## Exercise description
Every entry must be given again exactly.

───── Source material ─────

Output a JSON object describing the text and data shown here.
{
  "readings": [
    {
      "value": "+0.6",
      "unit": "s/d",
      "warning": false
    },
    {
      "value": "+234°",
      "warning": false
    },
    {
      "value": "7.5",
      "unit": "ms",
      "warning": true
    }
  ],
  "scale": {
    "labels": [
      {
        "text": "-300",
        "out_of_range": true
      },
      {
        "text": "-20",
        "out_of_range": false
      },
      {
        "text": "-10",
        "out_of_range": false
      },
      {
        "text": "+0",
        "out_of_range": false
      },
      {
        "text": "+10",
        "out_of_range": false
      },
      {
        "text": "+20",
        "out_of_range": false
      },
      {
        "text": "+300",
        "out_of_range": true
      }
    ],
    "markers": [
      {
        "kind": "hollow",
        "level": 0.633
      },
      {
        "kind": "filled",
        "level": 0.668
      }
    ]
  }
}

─────

## Exercise solution
Output a JSON object describing the text and data shown here.
{
  "readings": [
    {
      "value": "+0.6",
      "unit": "s/d",
      "warning": false
    },
    {
      "value": "+234°",
      "warning": false
    },
    {
      "value": "7.5",
      "unit": "ms",
      "warning": true
    }
  ],
  "scale": {
    "labels": [
      {
        "text": "-300",
        "out_of_range": true
      },
      {
        "text": "-20",
        "out_of_range": false
      },
      {
        "text": "-10",
        "out_of_range": false
      },
      {
        "text": "+0",
        "out_of_range": false
      },
      {
        "text": "+10",
        "out_of_range": false
      },
      {
        "text": "+20",
        "out_of_range": false
      },
      {
        "text": "+300",
        "out_of_range": true
      }
    ],
    "markers": [
      {
        "kind": "hollow",
        "level": 0.633
      },
      {
        "kind": "filled",
        "level": 0.668
      }
    ]
  }
}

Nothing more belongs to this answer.